(Figure data in JSON)
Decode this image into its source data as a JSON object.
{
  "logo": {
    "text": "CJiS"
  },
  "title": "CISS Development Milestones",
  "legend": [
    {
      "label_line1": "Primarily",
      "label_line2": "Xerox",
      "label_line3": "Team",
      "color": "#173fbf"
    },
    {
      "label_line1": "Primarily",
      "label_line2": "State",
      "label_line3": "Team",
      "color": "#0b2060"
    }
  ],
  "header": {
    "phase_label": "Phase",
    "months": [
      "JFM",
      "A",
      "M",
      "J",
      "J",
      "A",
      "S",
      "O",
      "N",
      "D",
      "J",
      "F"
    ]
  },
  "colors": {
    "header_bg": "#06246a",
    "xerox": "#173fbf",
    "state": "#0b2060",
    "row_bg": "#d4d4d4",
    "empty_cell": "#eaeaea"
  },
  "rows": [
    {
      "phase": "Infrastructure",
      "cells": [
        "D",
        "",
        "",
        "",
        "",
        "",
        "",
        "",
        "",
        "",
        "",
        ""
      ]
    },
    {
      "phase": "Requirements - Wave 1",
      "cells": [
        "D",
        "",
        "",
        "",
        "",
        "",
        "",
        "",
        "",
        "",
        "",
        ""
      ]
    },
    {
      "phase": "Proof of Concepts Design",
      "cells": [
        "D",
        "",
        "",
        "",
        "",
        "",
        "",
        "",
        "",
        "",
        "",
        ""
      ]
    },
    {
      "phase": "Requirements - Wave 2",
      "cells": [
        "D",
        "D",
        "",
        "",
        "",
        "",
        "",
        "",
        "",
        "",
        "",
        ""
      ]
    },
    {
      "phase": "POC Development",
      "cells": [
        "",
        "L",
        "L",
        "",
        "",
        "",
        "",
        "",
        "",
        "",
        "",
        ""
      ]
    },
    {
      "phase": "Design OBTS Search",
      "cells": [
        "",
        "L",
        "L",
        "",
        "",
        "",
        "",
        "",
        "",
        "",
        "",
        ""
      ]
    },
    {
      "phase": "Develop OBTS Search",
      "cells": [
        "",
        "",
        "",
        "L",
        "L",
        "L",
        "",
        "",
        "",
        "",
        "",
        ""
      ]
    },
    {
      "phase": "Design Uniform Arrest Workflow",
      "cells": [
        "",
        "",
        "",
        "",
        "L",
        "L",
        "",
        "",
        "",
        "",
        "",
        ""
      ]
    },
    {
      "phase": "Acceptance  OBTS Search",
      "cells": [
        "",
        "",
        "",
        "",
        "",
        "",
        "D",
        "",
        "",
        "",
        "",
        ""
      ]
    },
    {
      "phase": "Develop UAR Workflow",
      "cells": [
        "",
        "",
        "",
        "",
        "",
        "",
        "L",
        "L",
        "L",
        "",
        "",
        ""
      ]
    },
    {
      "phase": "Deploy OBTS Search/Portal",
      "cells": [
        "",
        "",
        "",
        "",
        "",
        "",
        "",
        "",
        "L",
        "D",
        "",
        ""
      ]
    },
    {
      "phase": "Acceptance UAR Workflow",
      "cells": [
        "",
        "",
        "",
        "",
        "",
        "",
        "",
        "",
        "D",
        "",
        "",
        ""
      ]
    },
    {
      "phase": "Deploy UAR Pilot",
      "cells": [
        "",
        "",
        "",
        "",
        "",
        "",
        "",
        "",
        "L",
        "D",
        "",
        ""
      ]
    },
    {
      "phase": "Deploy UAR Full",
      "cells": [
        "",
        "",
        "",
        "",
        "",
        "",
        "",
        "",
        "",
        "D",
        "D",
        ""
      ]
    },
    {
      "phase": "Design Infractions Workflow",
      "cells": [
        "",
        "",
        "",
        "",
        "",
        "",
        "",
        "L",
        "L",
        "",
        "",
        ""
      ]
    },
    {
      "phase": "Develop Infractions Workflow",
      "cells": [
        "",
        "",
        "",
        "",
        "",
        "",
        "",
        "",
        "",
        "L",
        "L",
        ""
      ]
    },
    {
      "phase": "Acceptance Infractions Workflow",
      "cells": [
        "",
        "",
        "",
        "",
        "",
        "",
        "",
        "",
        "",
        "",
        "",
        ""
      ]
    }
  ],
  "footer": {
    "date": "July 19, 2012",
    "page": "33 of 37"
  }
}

▶ [Task description] Pull out all lines from the entries above that include the word "Acceptance".

▶ [Solution]
      "phase": "Acceptance  OBTS Search",
      "phase": "Acceptance UAR Workflow",
      "phase": "Acceptance Infractions Workflow",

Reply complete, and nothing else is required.